## Extracted entries:
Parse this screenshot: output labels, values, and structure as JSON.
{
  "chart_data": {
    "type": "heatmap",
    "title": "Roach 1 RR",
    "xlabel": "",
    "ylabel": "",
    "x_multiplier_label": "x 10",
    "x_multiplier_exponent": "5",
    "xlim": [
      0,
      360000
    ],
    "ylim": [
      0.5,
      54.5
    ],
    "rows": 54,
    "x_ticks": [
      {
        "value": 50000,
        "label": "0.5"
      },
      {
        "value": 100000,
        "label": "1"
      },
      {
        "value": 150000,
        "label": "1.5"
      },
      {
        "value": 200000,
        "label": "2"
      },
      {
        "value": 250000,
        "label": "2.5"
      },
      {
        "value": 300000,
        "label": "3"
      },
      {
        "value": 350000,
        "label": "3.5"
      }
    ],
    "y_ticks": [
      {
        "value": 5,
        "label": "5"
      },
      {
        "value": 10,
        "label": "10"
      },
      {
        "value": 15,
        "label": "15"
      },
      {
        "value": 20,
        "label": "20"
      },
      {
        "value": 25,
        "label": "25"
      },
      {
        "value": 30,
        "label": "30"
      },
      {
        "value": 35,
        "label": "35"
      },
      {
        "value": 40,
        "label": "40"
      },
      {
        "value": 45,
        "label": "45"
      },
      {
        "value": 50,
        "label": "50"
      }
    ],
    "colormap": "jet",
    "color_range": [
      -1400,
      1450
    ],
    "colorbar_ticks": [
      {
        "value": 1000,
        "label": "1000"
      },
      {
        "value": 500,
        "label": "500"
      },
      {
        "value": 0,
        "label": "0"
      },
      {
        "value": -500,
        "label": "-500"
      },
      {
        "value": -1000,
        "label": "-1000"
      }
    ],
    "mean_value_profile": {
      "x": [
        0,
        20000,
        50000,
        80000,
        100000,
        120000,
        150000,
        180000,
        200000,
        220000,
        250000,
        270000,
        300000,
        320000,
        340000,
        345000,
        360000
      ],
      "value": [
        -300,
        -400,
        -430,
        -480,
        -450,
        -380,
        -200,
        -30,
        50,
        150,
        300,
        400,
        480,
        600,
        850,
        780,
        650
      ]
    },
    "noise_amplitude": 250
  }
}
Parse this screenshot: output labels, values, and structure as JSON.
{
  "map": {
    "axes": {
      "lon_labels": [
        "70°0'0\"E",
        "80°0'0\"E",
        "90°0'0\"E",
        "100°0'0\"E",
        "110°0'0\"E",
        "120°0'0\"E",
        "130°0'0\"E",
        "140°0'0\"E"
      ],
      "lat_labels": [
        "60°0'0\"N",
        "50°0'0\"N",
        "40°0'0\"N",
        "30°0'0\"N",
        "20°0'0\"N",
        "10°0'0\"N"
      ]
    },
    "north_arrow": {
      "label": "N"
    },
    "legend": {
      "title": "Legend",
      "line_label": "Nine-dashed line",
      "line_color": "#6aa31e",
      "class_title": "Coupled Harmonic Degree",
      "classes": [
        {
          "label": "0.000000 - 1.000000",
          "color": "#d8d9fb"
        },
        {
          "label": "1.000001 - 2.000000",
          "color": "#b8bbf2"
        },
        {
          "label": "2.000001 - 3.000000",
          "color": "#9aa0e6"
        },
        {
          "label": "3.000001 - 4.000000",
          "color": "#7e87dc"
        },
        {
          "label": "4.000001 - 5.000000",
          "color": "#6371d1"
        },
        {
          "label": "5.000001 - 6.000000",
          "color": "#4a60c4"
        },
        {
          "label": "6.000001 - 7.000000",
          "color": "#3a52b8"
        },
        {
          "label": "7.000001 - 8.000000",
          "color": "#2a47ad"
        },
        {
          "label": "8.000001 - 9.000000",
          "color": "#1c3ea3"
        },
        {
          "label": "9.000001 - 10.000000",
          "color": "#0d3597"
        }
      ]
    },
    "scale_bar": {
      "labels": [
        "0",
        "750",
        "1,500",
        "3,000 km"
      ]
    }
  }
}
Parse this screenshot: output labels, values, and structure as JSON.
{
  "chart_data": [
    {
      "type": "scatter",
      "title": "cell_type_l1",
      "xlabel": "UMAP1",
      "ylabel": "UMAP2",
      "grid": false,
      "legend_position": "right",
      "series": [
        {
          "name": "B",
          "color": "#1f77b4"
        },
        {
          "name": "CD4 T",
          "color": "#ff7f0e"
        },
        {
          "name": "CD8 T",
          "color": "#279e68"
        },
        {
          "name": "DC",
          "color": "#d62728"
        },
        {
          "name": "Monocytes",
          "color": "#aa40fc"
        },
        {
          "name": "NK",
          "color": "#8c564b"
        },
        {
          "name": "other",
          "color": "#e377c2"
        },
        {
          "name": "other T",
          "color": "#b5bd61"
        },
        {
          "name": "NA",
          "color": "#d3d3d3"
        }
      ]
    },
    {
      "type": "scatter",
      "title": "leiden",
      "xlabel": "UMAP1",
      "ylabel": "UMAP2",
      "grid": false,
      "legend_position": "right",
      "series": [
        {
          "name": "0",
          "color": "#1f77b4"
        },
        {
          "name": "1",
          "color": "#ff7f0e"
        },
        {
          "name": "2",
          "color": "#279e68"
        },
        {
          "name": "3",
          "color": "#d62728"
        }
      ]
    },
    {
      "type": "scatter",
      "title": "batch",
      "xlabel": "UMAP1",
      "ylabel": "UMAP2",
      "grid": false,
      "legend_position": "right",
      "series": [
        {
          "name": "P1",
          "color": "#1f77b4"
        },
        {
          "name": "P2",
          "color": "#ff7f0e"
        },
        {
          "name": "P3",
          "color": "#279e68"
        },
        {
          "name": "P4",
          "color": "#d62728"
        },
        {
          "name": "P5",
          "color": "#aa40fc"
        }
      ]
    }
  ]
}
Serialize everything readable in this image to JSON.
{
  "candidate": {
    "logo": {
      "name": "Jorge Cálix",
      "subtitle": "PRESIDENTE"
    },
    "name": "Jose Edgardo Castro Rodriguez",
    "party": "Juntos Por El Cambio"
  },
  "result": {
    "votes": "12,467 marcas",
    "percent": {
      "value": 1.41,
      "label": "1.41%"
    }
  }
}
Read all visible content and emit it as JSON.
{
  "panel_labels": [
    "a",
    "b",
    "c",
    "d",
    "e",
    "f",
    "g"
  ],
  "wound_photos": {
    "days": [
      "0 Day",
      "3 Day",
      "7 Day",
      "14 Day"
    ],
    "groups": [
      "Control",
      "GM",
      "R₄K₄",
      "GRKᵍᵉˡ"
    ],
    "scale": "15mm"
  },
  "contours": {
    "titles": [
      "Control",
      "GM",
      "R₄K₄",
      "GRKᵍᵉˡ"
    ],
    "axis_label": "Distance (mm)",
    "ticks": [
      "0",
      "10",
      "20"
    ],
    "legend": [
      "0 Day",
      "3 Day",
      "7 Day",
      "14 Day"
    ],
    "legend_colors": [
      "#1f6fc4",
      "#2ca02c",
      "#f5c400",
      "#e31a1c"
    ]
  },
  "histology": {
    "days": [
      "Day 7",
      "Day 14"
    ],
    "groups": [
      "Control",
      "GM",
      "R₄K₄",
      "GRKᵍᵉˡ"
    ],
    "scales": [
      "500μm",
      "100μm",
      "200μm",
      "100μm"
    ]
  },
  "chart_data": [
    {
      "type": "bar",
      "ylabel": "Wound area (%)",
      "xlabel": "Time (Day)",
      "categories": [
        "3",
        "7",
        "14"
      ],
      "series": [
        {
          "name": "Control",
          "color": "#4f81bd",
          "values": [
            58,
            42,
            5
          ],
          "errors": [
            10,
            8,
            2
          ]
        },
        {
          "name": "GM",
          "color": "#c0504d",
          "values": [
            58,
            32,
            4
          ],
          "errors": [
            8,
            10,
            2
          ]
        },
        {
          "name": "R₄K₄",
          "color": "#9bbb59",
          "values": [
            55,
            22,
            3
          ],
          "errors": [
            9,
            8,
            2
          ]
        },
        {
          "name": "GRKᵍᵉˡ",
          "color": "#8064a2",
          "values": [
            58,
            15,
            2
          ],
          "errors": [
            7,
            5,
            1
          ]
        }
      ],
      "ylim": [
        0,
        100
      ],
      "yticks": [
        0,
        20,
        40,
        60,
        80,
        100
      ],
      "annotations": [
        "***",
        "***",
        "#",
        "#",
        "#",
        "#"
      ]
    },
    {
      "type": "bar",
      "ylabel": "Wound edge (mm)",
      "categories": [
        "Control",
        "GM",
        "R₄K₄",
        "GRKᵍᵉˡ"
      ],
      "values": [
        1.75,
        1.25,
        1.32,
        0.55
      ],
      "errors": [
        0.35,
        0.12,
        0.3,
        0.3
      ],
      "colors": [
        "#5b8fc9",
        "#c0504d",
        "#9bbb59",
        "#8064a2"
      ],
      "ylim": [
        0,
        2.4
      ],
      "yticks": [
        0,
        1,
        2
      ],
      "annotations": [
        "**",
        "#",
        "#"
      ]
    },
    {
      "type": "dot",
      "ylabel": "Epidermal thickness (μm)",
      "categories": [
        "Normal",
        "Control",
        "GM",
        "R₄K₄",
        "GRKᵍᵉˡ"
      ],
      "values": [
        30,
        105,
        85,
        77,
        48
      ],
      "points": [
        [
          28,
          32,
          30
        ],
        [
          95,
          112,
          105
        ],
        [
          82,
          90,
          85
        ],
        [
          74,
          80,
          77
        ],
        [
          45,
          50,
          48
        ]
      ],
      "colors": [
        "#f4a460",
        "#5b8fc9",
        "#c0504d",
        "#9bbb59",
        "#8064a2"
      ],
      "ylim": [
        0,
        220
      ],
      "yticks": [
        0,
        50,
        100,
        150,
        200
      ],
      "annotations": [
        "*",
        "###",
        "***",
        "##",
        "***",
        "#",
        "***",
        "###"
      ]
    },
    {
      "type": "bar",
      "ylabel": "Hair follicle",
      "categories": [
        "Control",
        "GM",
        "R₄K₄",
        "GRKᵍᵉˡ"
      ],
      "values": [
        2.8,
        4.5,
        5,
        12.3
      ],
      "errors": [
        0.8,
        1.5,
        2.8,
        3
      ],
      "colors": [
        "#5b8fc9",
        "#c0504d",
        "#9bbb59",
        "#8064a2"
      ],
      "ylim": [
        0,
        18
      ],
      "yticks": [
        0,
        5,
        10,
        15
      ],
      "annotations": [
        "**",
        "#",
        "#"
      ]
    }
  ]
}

## Set exercise:
Pull out every line holding "ylabel" from the records above, and copy it.

## Solution:
    "ylabel": "",
      "ylabel": "UMAP2",
      "ylabel": "UMAP2",
      "ylabel": "UMAP2",
      "ylabel": "Wound area (%)",
      "ylabel": "Wound edge (mm)",
      "ylabel": "Epidermal thickness (μm)",
      "ylabel": "Hair follicle",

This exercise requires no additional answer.